■ **Material for the task**
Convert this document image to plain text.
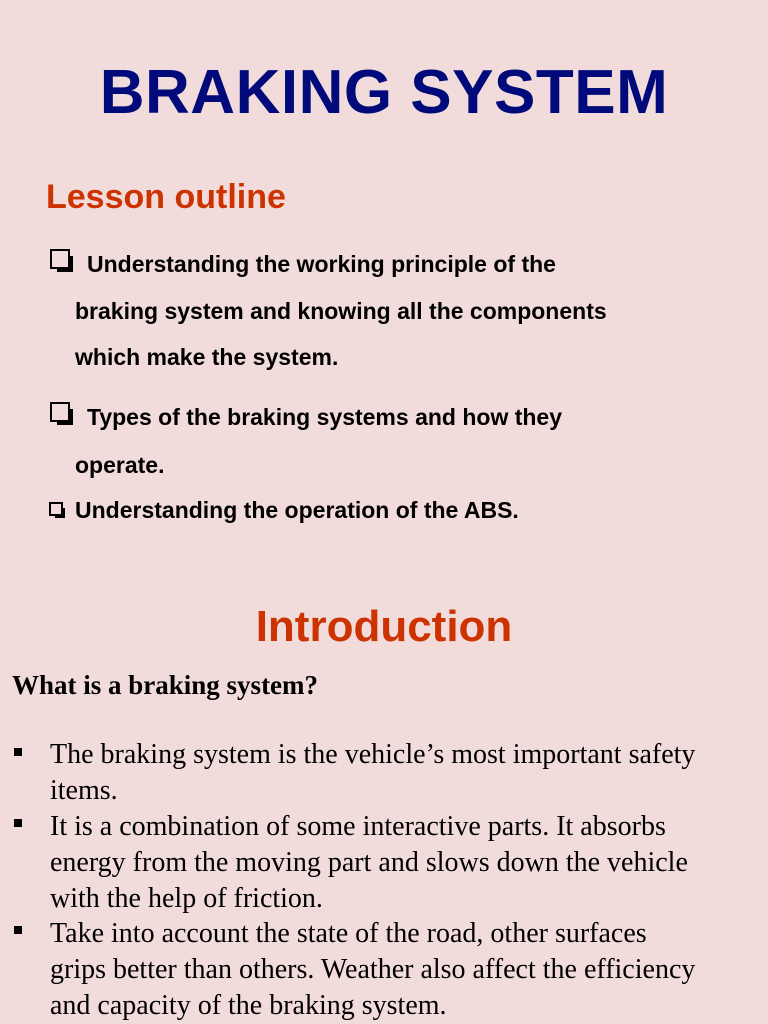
BRAKING SYSTEM
Lesson outline

Understanding the working principle of the

braking system and knowing all the components

which make the system.

Types of the braking systems and how they

operate.

Understanding the operation of the ABS.

Introduction

What is a braking system?

The braking system is the vehicle’s most important safety

items.

It is a combination of some interactive parts. It absorbs

energy from the moving part and slows down the vehicle

with the help of friction.

Take into account the state of the road, other surfaces

grips better than others. Weather also affect the efficiency

and capacity of the braking system.
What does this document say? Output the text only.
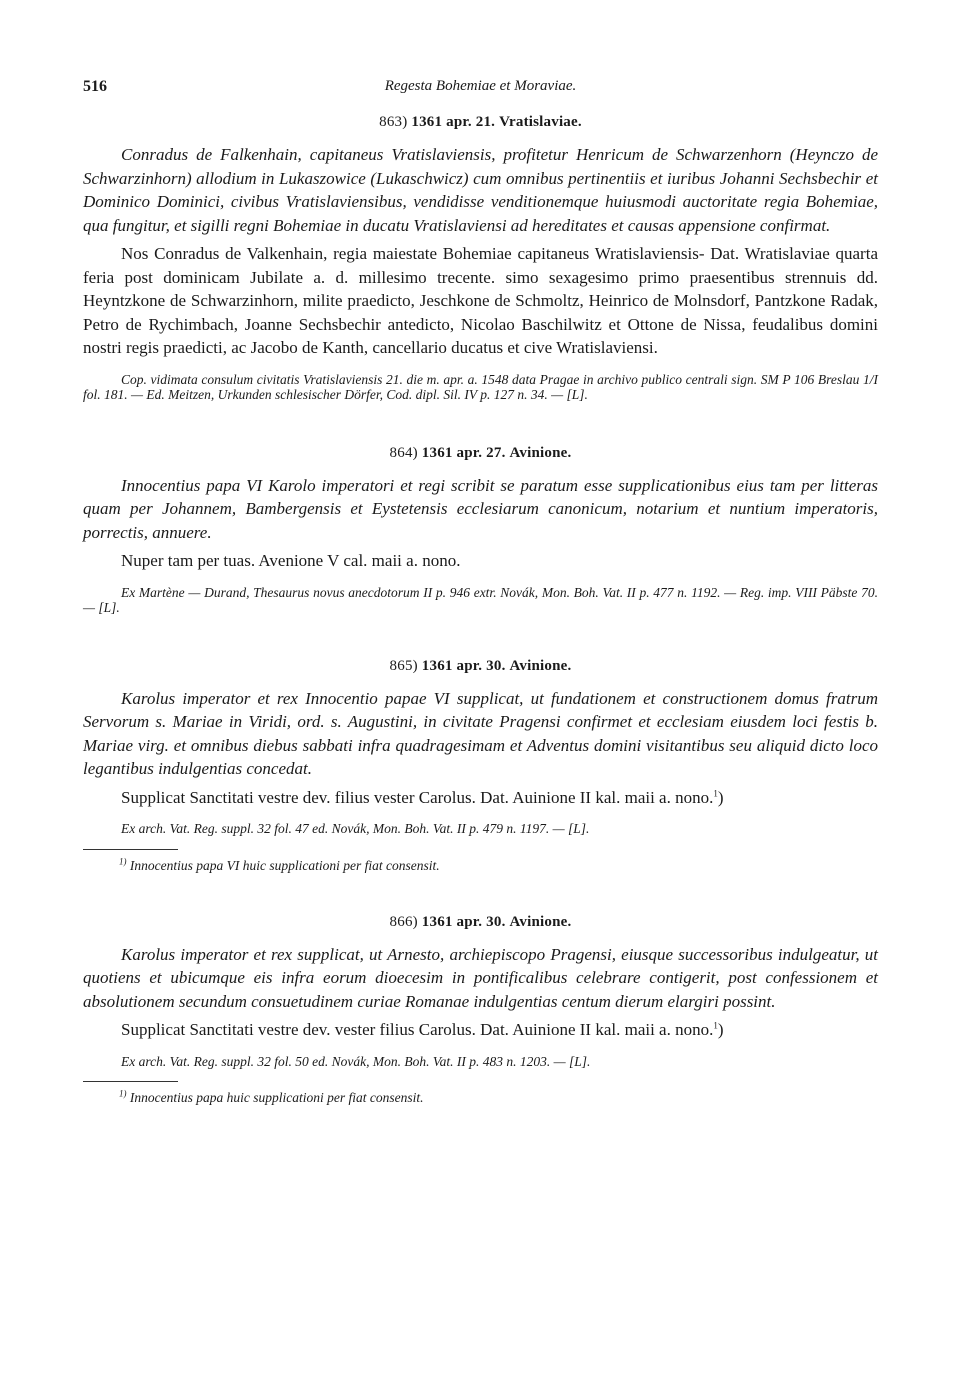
516	Regesta Bohemiae et Moraviae.
863) 1361 apr. 21. Vratislaviae.

Conradus de Falkenhain, capitaneus Vratislaviensis, profitetur Henricum de Schwarzenhorn (Heynczo de Schwarzinhorn) allodium in Lukaszowice (Lukaschwicz) cum omnibus pertinentiis et iuribus Johanni Sechsbechir et Dominico Dominici, civibus Vratislaviensibus, vendidisse venditionemque huiusmodi auctoritate regia Bohemiae, qua fungitur, et sigilli regni Bohemiae in ducatu Vratislaviensi ad hereditates et causas appensione confirmat.

Nos Conradus de Valkenhain, regia maiestate Bohemiae capitaneus Wratislaviensis- Dat. Wratislaviae quarta feria post dominicam Jubilate a. d. millesimo trecente. simo sexagesimo primo praesentibus strennuis dd. Heyntzkone de Schwarzinhorn, milite praedicto, Jeschkone de Schmoltz, Heinrico de Molnsdorf, Pantzkone Radak, Petro de Rychimbach, Joanne Sechsbechir antedicto, Nicolao Baschilwitz et Ottone de Nissa, feudalibus domini nostri regis praedicti, ac Jacobo de Kanth, cancellario ducatus et cive Wratislaviensi.

Cop. vidimata consulum civitatis Vratislaviensis 21. die m. apr. a. 1548 data Pragae in archivo publico centrali sign. SM P 106 Breslau 1/I fol. 181. — Ed. Meitzen, Urkunden schlesischer Dörfer, Cod. dipl. Sil. IV p. 127 n. 34. — [L].

864) 1361 apr. 27. Avinione.

Innocentius papa VI Karolo imperatori et regi scribit se paratum esse supplicationibus eius tam per litteras quam per Johannem, Bambergensis et Eystetensis ecclesiarum canonicum, notarium et nuntium imperatoris, porrectis, annuere.

Nuper tam per tuas. Avenione V cal. maii a. nono.

Ex Martène — Durand, Thesaurus novus anecdotorum II p. 946 extr. Novák, Mon. Boh. Vat. II p. 477 n. 1192. — Reg. imp. VIII Päbste 70. — [L].

865) 1361 apr. 30. Avinione.

Karolus imperator et rex Innocentio papae VI supplicat, ut fundationem et constructionem domus fratrum Servorum s. Mariae in Viridi, ord. s. Augustini, in civitate Pragensi confirmet et ecclesiam eiusdem loci festis b. Mariae virg. et omnibus diebus sabbati infra quadragesimam et Adventus domini visitantibus seu aliquid dicto loco legantibus indulgentias concedat.

Supplicat Sanctitati vestre dev. filius vester Carolus. Dat. Auinione II kal. maii a. nono.$^1$)

Ex arch. Vat. Reg. suppl. 32 fol. 47 ed. Novák, Mon. Boh. Vat. II p. 479 n. 1197. — [L].

$^{1)}$ Innocentius papa VI huic supplicationi per fiat consensit.
866) 1361 apr. 30. Avinione.

Karolus imperator et rex supplicat, ut Arnesto, archiepiscopo Pragensi, eiusque successoribus indulgeatur, ut quotiens et ubicumque eis infra eorum dioecesim in pontificalibus celebrare contigerit, post confessionem et absolutionem secundum consuetudinem curiae Romanae indulgentias centum dierum elargiri possint.

Supplicat Sanctitati vestre dev. vester filius Carolus. Dat. Auinione II kal. maii a. nono.$^1$)

Ex arch. Vat. Reg. suppl. 32 fol. 50 ed. Novák, Mon. Boh. Vat. II p. 483 n. 1203. — [L].

$^{1)}$ Innocentius papa huic supplicationi per fiat consensit.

■ **Written request**
Without the pictures, output the full listing exactly as it stands.

■ **Output for this exercise**
Convert this document image to plain text.
BRAKING SYSTEM
Lesson outline

Understanding the working principle of the

braking system and knowing all the components

which make the system.

Types of the braking systems and how they

operate.

Understanding the operation of the ABS.

Introduction

What is a braking system?

The braking system is the vehicle’s most important safety

items.

It is a combination of some interactive parts. It absorbs

energy from the moving part and slows down the vehicle

with the help of friction.

Take into account the state of the road, other surfaces

grips better than others. Weather also affect the efficiency

and capacity of the braking system.
What does this document say? Output the text only.
516	Regesta Bohemiae et Moraviae.
863) 1361 apr. 21. Vratislaviae.

Conradus de Falkenhain, capitaneus Vratislaviensis, profitetur Henricum de Schwarzenhorn (Heynczo de Schwarzinhorn) allodium in Lukaszowice (Lukaschwicz) cum omnibus pertinentiis et iuribus Johanni Sechsbechir et Dominico Dominici, civibus Vratislaviensibus, vendidisse venditionemque huiusmodi auctoritate regia Bohemiae, qua fungitur, et sigilli regni Bohemiae in ducatu Vratislaviensi ad hereditates et causas appensione confirmat.

Nos Conradus de Valkenhain, regia maiestate Bohemiae capitaneus Wratislaviensis- Dat. Wratislaviae quarta feria post dominicam Jubilate a. d. millesimo trecente. simo sexagesimo primo praesentibus strennuis dd. Heyntzkone de Schwarzinhorn, milite praedicto, Jeschkone de Schmoltz, Heinrico de Molnsdorf, Pantzkone Radak, Petro de Rychimbach, Joanne Sechsbechir antedicto, Nicolao Baschilwitz et Ottone de Nissa, feudalibus domini nostri regis praedicti, ac Jacobo de Kanth, cancellario ducatus et cive Wratislaviensi.

Cop. vidimata consulum civitatis Vratislaviensis 21. die m. apr. a. 1548 data Pragae in archivo publico centrali sign. SM P 106 Breslau 1/I fol. 181. — Ed. Meitzen, Urkunden schlesischer Dörfer, Cod. dipl. Sil. IV p. 127 n. 34. — [L].

864) 1361 apr. 27. Avinione.

Innocentius papa VI Karolo imperatori et regi scribit se paratum esse supplicationibus eius tam per litteras quam per Johannem, Bambergensis et Eystetensis ecclesiarum canonicum, notarium et nuntium imperatoris, porrectis, annuere.

Nuper tam per tuas. Avenione V cal. maii a. nono.

Ex Martène — Durand, Thesaurus novus anecdotorum II p. 946 extr. Novák, Mon. Boh. Vat. II p. 477 n. 1192. — Reg. imp. VIII Päbste 70. — [L].

865) 1361 apr. 30. Avinione.

Karolus imperator et rex Innocentio papae VI supplicat, ut fundationem et constructionem domus fratrum Servorum s. Mariae in Viridi, ord. s. Augustini, in civitate Pragensi confirmet et ecclesiam eiusdem loci festis b. Mariae virg. et omnibus diebus sabbati infra quadragesimam et Adventus domini visitantibus seu aliquid dicto loco legantibus indulgentias concedat.

Supplicat Sanctitati vestre dev. filius vester Carolus. Dat. Auinione II kal. maii a. nono.$^1$)

Ex arch. Vat. Reg. suppl. 32 fol. 47 ed. Novák, Mon. Boh. Vat. II p. 479 n. 1197. — [L].

$^{1)}$ Innocentius papa VI huic supplicationi per fiat consensit.
866) 1361 apr. 30. Avinione.

Karolus imperator et rex supplicat, ut Arnesto, archiepiscopo Pragensi, eiusque successoribus indulgeatur, ut quotiens et ubicumque eis infra eorum dioecesim in pontificalibus celebrare contigerit, post confessionem et absolutionem secundum consuetudinem curiae Romanae indulgentias centum dierum elargiri possint.

Supplicat Sanctitati vestre dev. vester filius Carolus. Dat. Auinione II kal. maii a. nono.$^1$)

Ex arch. Vat. Reg. suppl. 32 fol. 50 ed. Novák, Mon. Boh. Vat. II p. 483 n. 1203. — [L].

$^{1)}$ Innocentius papa huic supplicationi per fiat consensit.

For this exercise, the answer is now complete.